## begin

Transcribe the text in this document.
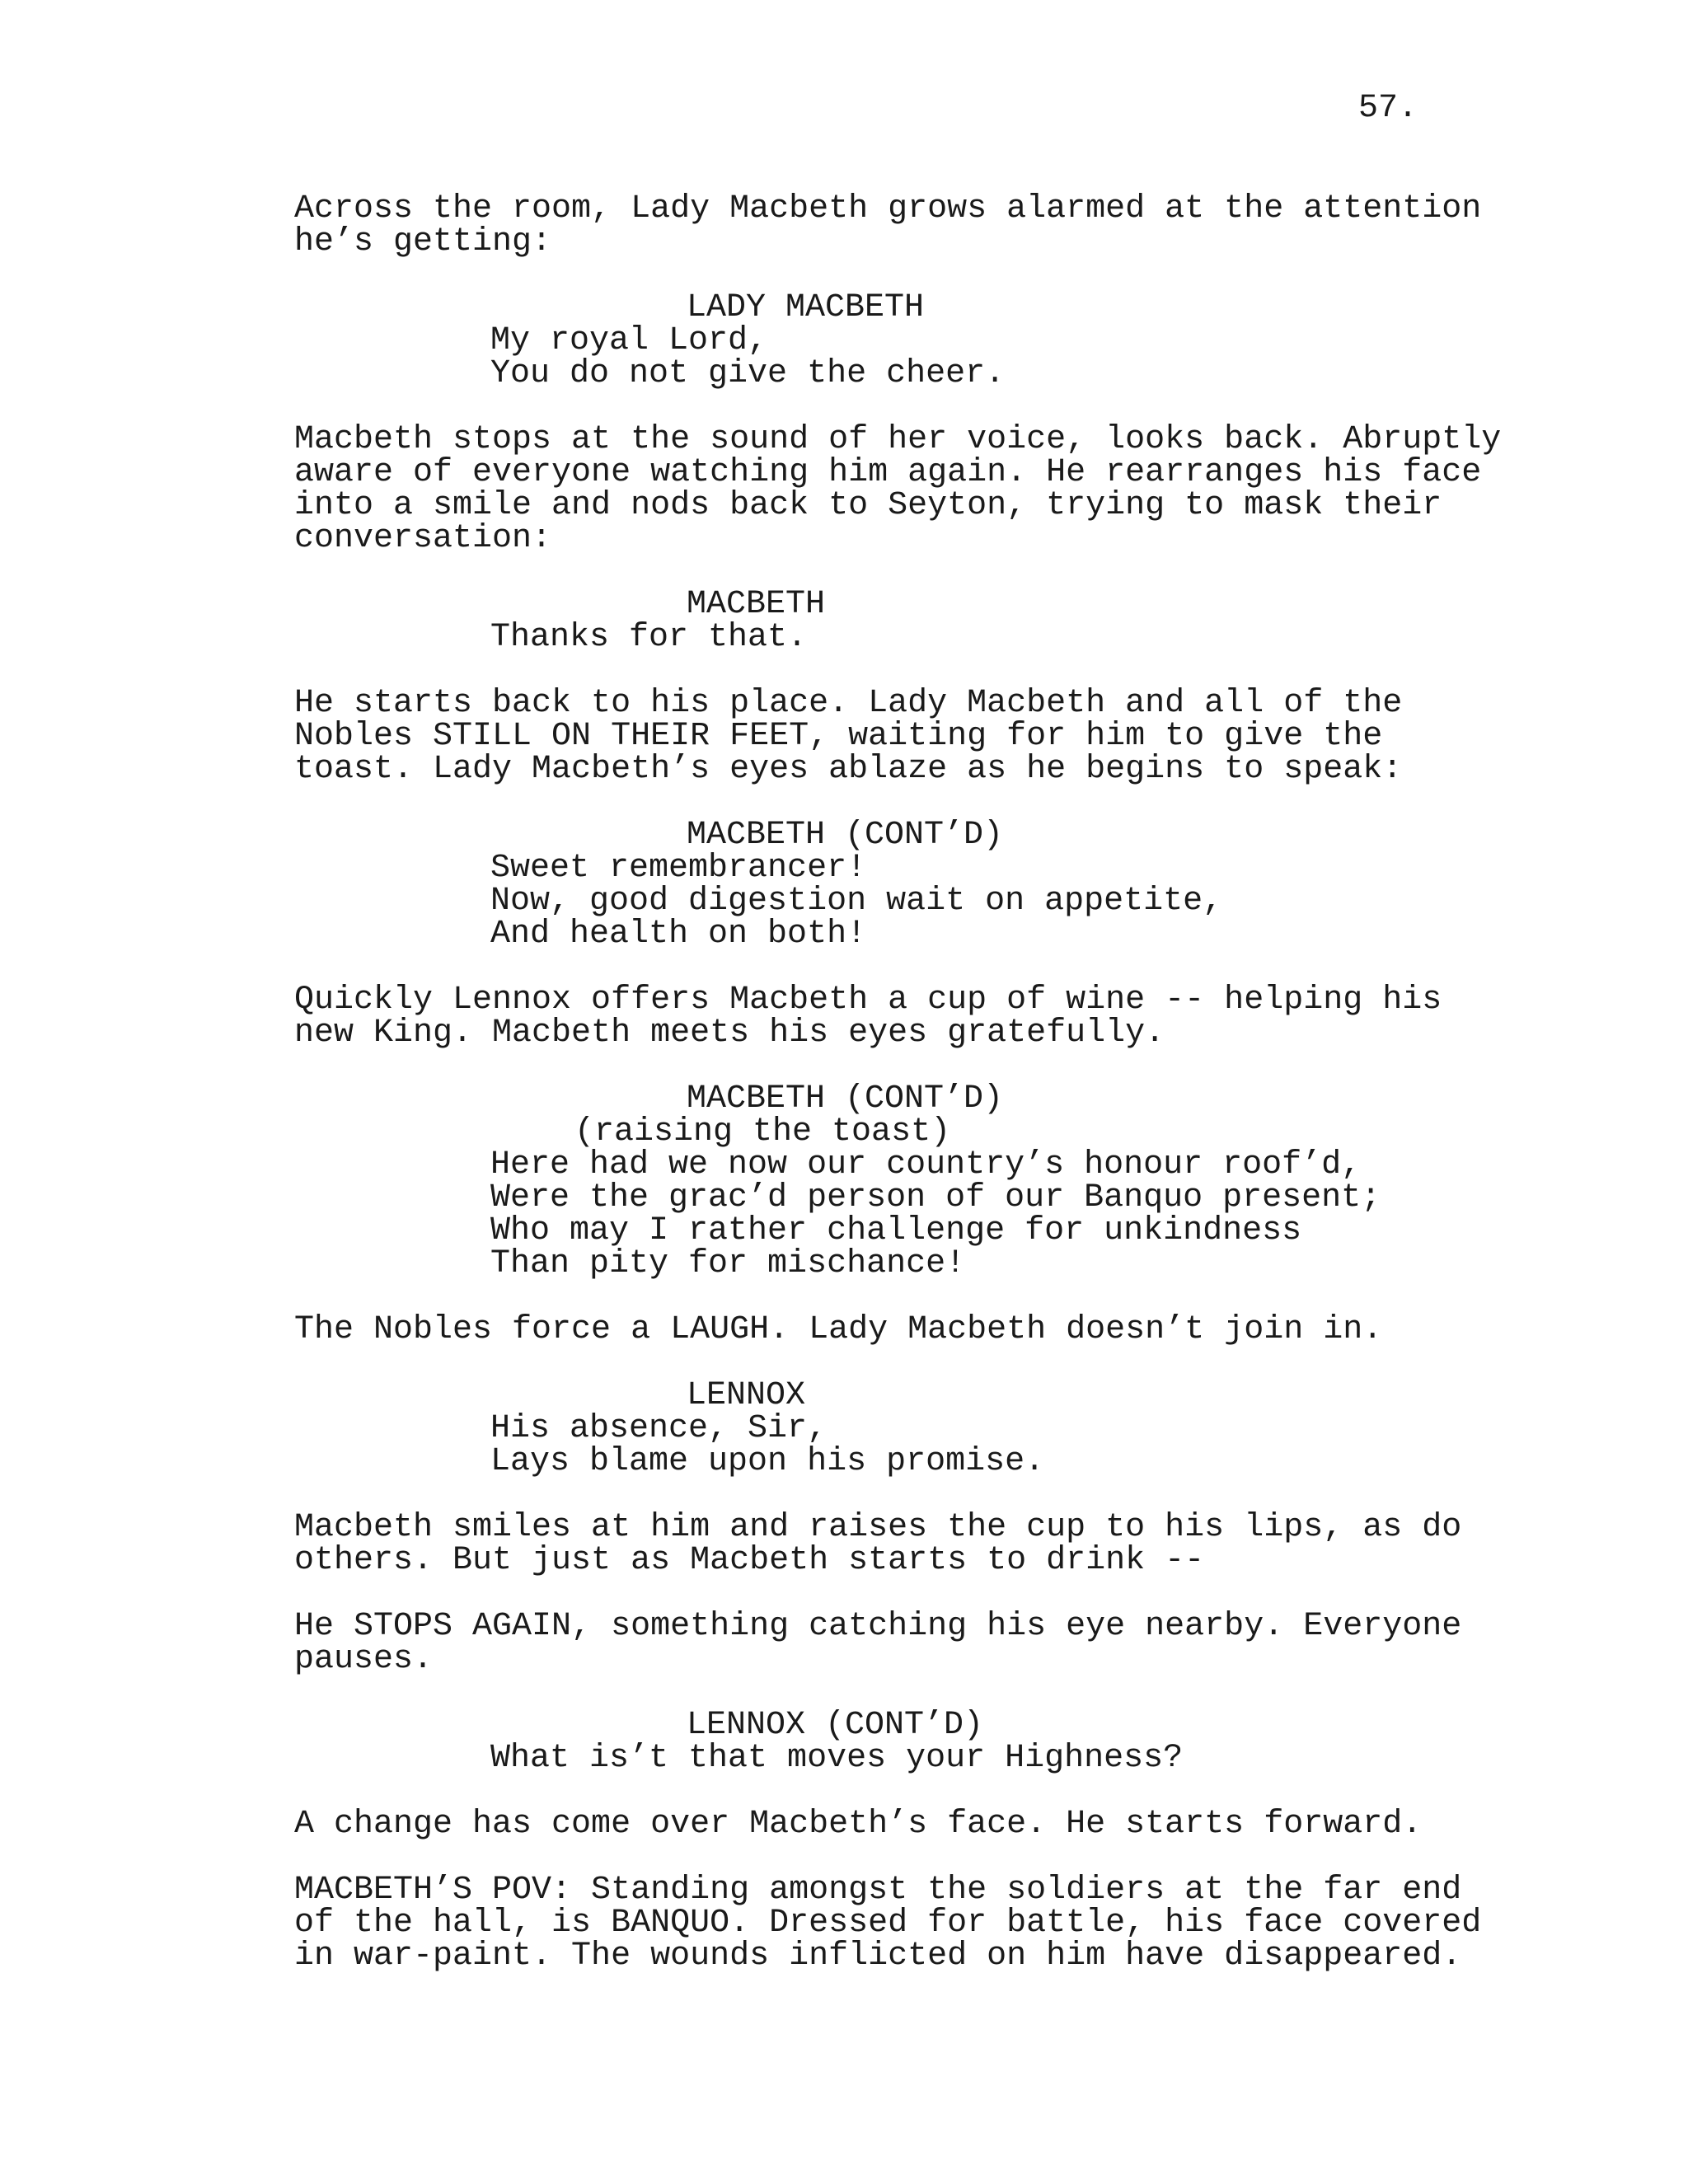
57.
Across the room, Lady Macbeth grows alarmed at the attention
he’s getting:
LADY MACBETH
My royal Lord,
You do not give the cheer.
Macbeth stops at the sound of her voice, looks back. Abruptly
aware of everyone watching him again. He rearranges his face
into a smile and nods back to Seyton, trying to mask their
conversation:
MACBETH
Thanks for that.
He starts back to his place. Lady Macbeth and all of the
Nobles STILL ON THEIR FEET, waiting for him to give the
toast. Lady Macbeth’s eyes ablaze as he begins to speak:
MACBETH (CONT’D)
Sweet remembrancer!
Now, good digestion wait on appetite,
And health on both!
Quickly Lennox offers Macbeth a cup of wine -- helping his
new King. Macbeth meets his eyes gratefully.
MACBETH (CONT’D)
(raising the toast)
Here had we now our country’s honour roof’d,
Were the grac’d person of our Banquo present;
Who may I rather challenge for unkindness
Than pity for mischance!
The Nobles force a LAUGH. Lady Macbeth doesn’t join in.
LENNOX
His absence, Sir,
Lays blame upon his promise.
Macbeth smiles at him and raises the cup to his lips, as do
others. But just as Macbeth starts to drink --
He STOPS AGAIN, something catching his eye nearby. Everyone
pauses.
LENNOX (CONT’D)
What is’t that moves your Highness?
A change has come over Macbeth’s face. He starts forward.
MACBETH’S POV: Standing amongst the soldiers at the far end
of the hall, is BANQUO. Dressed for battle, his face covered
in war-paint. The wounds inflicted on him have disappeared.
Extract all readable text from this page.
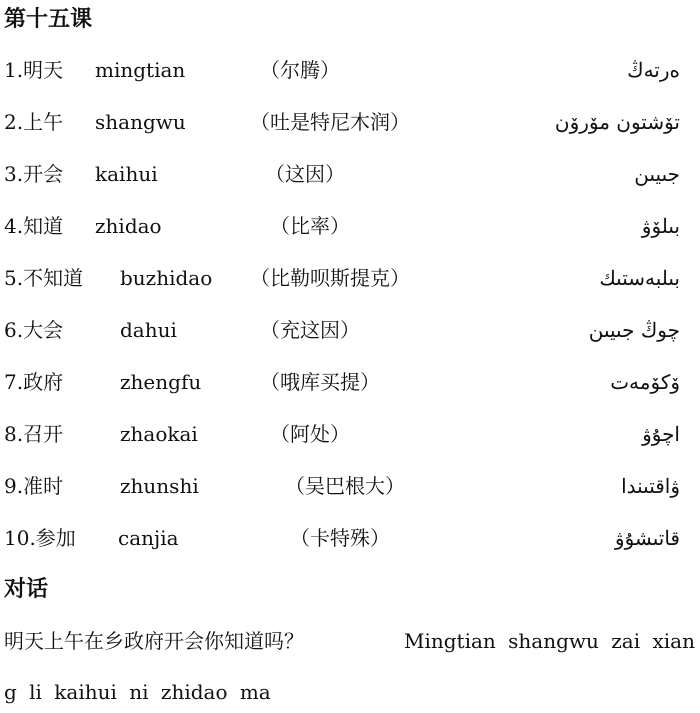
第十五课
1.明天 mingtian	（尔腾）	ەرتەڭ
2.上午 shangwu	（吐是特尼木润）	تۆشتون مۆرۆن
3.开会 kaihui	（这因）	جىيىن
4.知道 zhidao	（比率）	بىلۆۋ
5.不知道 buzhidao （比勒呗斯提克）	بىلبەستىك
6.大会	dahui	（充这因）	چوڭ جىيىن
7.政府	zhengfu	（哦库买提）	ۆكۆمەت
8.召开	zhaokai	（阿处）	اچۇۋ
9.准时	zhunshi	（吴巴根大）	ۋاقتىندا
10.参加 canjia	（卡特殊）	قاتىشۇۋ
对话
明天上午在乡政府开会你知道吗？	Mingtian shangwu zai xian
g li kaihui ni zhidao ma
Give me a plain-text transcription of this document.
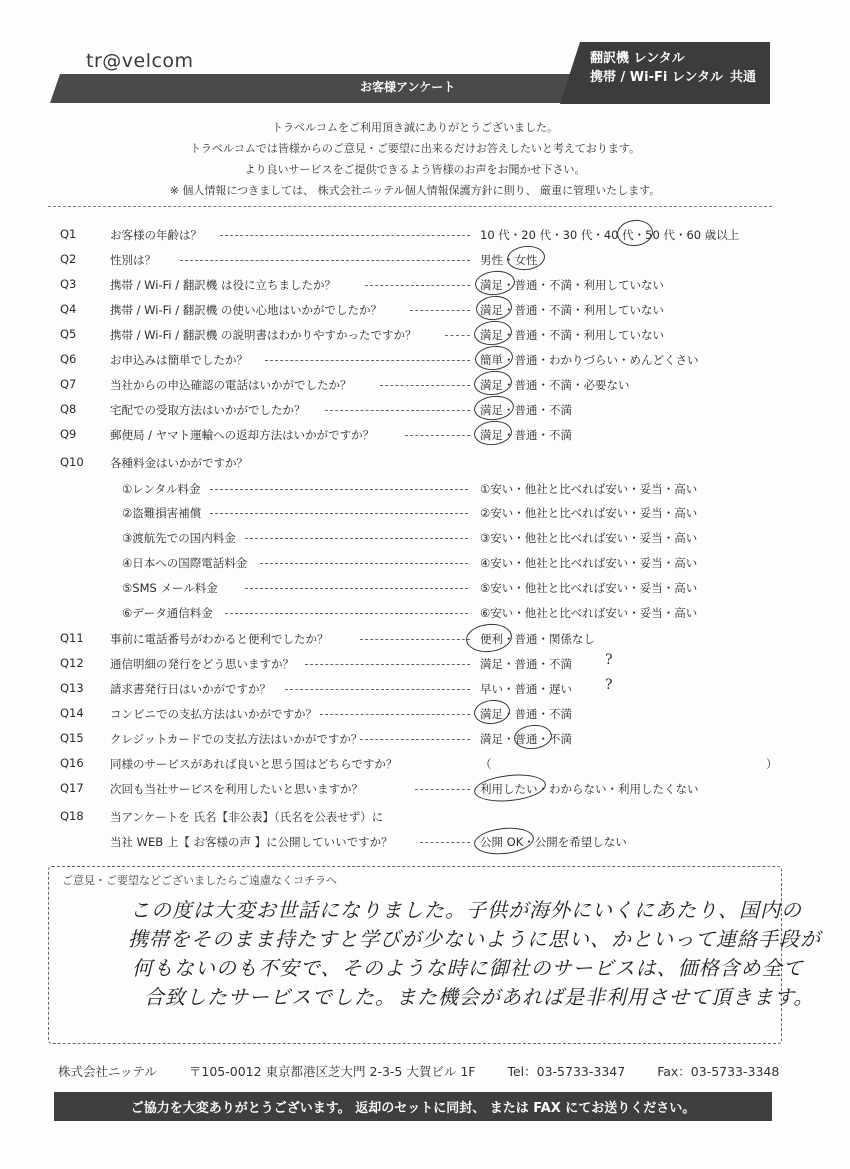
tr@velcom
お客様アンケート
翻訳機 レンタル
携帯 / Wi-Fi レンタル 共通
トラベルコムをご利用頂き誠にありがとうございました。
トラベルコムでは皆様からのご意見・ご要望に出来るだけお答えしたいと考えております。
より良いサービスをご提供できるよう皆様のお声をお聞かせ下さい。
※ 個人情報につきましては、 株式会社ニッテル個人情報保護方針に則り、 厳重に管理いたします。
Q1	お客様の年齢は？	10 代・20 代・30 代・40 代・50 代・60 歳以上
Q2	性別は？	男性・女性
Q3	携帯 / Wi-Fi / 翻訳機 は役に立ちましたか？	満足・普通・不満・利用していない
Q4	携帯 / Wi-Fi / 翻訳機 の使い心地はいかがでしたか？	満足・普通・不満・利用していない
Q5	携帯 / Wi-Fi / 翻訳機 の説明書はわかりやすかったですか？	満足・普通・不満・利用していない
Q6	お申込みは簡単でしたか？	簡単・普通・わかりづらい・めんどくさい
Q7	当社からの申込確認の電話はいかがでしたか？	満足・普通・不満・必要ない
Q8	宅配での受取方法はいかがでしたか？	満足・普通・不満
Q9	郵便局 / ヤマト運輸への返却方法はいかがですか？	満足・普通・不満
Q10	各種料金はいかがですか？
①レンタル料金	①安い・他社と比べれば安い・妥当・高い
②盗難損害補償	②安い・他社と比べれば安い・妥当・高い
③渡航先での国内料金	③安い・他社と比べれば安い・妥当・高い
④日本への国際電話料金	④安い・他社と比べれば安い・妥当・高い
⑤SMS メール料金	⑤安い・他社と比べれば安い・妥当・高い
⑥データ通信料金	⑥安い・他社と比べれば安い・妥当・高い
Q11	事前に電話番号がわかると便利でしたか？	便利・普通・関係なし
Q12	通信明細の発行をどう思いますか？	満足・普通・不満 ?
Q13	請求書発行日はいかがですか？	早い・普通・遅い ?
Q14	コンビニでの支払方法はいかがですか？	満足・普通・不満
Q15	クレジットカードでの支払方法はいかがですか？	満足・普通・不満
Q16	同様のサービスがあれば良いと思う国はどちらですか？	（	）
Q17	次回も当社サービスを利用したいと思いますか？	利用したい・わからない・利用したくない
Q18	当アンケートを 氏名【非公表】（氏名を公表せず）に
当社 WEB 上【 お客様の声 】に公開していいですか？	公開 OK・公開を希望しない
ご意見・ご要望などございましたらご遠慮なくコチラへ
この度は大変お世話になりました。子供が海外にいくにあたり、国内の
携帯をそのまま持たすと学びが少ないように思い、かといって連絡手段が
何もないのも不安で、そのような時に御社のサービスは、価格含め全て
合致したサービスでした。また機会があれば是非利用させて頂きます。
株式会社ニッテル	〒105-0012 東京都港区芝大門 2-3-5 大賀ビル 1F	Tel：03-5733-3347	Fax：03-5733-3348
ご協力を大変ありがとうございます。 返却のセットに同封、 または FAX にてお送りください。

## end

### Job
Reproduce all of the data exactly, omitting each picture it holds.

### Response
Transcribe the text in this document.
57.
Across the room, Lady Macbeth grows alarmed at the attention
he’s getting:
LADY MACBETH
My royal Lord,
You do not give the cheer.
Macbeth stops at the sound of her voice, looks back. Abruptly
aware of everyone watching him again. He rearranges his face
into a smile and nods back to Seyton, trying to mask their
conversation:
MACBETH
Thanks for that.
He starts back to his place. Lady Macbeth and all of the
Nobles STILL ON THEIR FEET, waiting for him to give the
toast. Lady Macbeth’s eyes ablaze as he begins to speak:
MACBETH (CONT’D)
Sweet remembrancer!
Now, good digestion wait on appetite,
And health on both!
Quickly Lennox offers Macbeth a cup of wine -- helping his
new King. Macbeth meets his eyes gratefully.
MACBETH (CONT’D)
(raising the toast)
Here had we now our country’s honour roof’d,
Were the grac’d person of our Banquo present;
Who may I rather challenge for unkindness
Than pity for mischance!
The Nobles force a LAUGH. Lady Macbeth doesn’t join in.
LENNOX
His absence, Sir,
Lays blame upon his promise.
Macbeth smiles at him and raises the cup to his lips, as do
others. But just as Macbeth starts to drink --
He STOPS AGAIN, something catching his eye nearby. Everyone
pauses.
LENNOX (CONT’D)
What is’t that moves your Highness?
A change has come over Macbeth’s face. He starts forward.
MACBETH’S POV: Standing amongst the soldiers at the far end
of the hall, is BANQUO. Dressed for battle, his face covered
in war-paint. The wounds inflicted on him have disappeared.
Extract all readable text from this page.
第十五课
1.明天 mingtian	（尔腾）	ەرتەڭ
2.上午 shangwu	（吐是特尼木润）	تۆشتون مۆرۆن
3.开会 kaihui	（这因）	جىيىن
4.知道 zhidao	（比率）	بىلۆۋ
5.不知道 buzhidao （比勒呗斯提克）	بىلبەستىك
6.大会	dahui	（充这因）	چوڭ جىيىن
7.政府	zhengfu	（哦库买提）	ۆكۆمەت
8.召开	zhaokai	（阿处）	اچۇۋ
9.准时	zhunshi	（吴巴根大）	ۋاقتىندا
10.参加 canjia	（卡特殊）	قاتىشۇۋ
对话
明天上午在乡政府开会你知道吗？	Mingtian shangwu zai xian
g li kaihui ni zhidao ma
Give me a plain-text transcription of this document.
tr@velcom
お客様アンケート
翻訳機 レンタル
携帯 / Wi-Fi レンタル 共通
トラベルコムをご利用頂き誠にありがとうございました。
トラベルコムでは皆様からのご意見・ご要望に出来るだけお答えしたいと考えております。
より良いサービスをご提供できるよう皆様のお声をお聞かせ下さい。
※ 個人情報につきましては、 株式会社ニッテル個人情報保護方針に則り、 厳重に管理いたします。
Q1	お客様の年齢は？	10 代・20 代・30 代・40 代・50 代・60 歳以上
Q2	性別は？	男性・女性
Q3	携帯 / Wi-Fi / 翻訳機 は役に立ちましたか？	満足・普通・不満・利用していない
Q4	携帯 / Wi-Fi / 翻訳機 の使い心地はいかがでしたか？	満足・普通・不満・利用していない
Q5	携帯 / Wi-Fi / 翻訳機 の説明書はわかりやすかったですか？	満足・普通・不満・利用していない
Q6	お申込みは簡単でしたか？	簡単・普通・わかりづらい・めんどくさい
Q7	当社からの申込確認の電話はいかがでしたか？	満足・普通・不満・必要ない
Q8	宅配での受取方法はいかがでしたか？	満足・普通・不満
Q9	郵便局 / ヤマト運輸への返却方法はいかがですか？	満足・普通・不満
Q10	各種料金はいかがですか？
①レンタル料金	①安い・他社と比べれば安い・妥当・高い
②盗難損害補償	②安い・他社と比べれば安い・妥当・高い
③渡航先での国内料金	③安い・他社と比べれば安い・妥当・高い
④日本への国際電話料金	④安い・他社と比べれば安い・妥当・高い
⑤SMS メール料金	⑤安い・他社と比べれば安い・妥当・高い
⑥データ通信料金	⑥安い・他社と比べれば安い・妥当・高い
Q11	事前に電話番号がわかると便利でしたか？	便利・普通・関係なし
Q12	通信明細の発行をどう思いますか？	満足・普通・不満 ?
Q13	請求書発行日はいかがですか？	早い・普通・遅い ?
Q14	コンビニでの支払方法はいかがですか？	満足・普通・不満
Q15	クレジットカードでの支払方法はいかがですか？	満足・普通・不満
Q16	同様のサービスがあれば良いと思う国はどちらですか？	（	）
Q17	次回も当社サービスを利用したいと思いますか？	利用したい・わからない・利用したくない
Q18	当アンケートを 氏名【非公表】（氏名を公表せず）に
当社 WEB 上【 お客様の声 】に公開していいですか？	公開 OK・公開を希望しない
ご意見・ご要望などございましたらご遠慮なくコチラへ
この度は大変お世話になりました。子供が海外にいくにあたり、国内の
携帯をそのまま持たすと学びが少ないように思い、かといって連絡手段が
何もないのも不安で、そのような時に御社のサービスは、価格含め全て
合致したサービスでした。また機会があれば是非利用させて頂きます。
株式会社ニッテル	〒105-0012 東京都港区芝大門 2-3-5 大賀ビル 1F	Tel：03-5733-3347	Fax：03-5733-3348
ご協力を大変ありがとうございます。 返却のセットに同封、 または FAX にてお送りください。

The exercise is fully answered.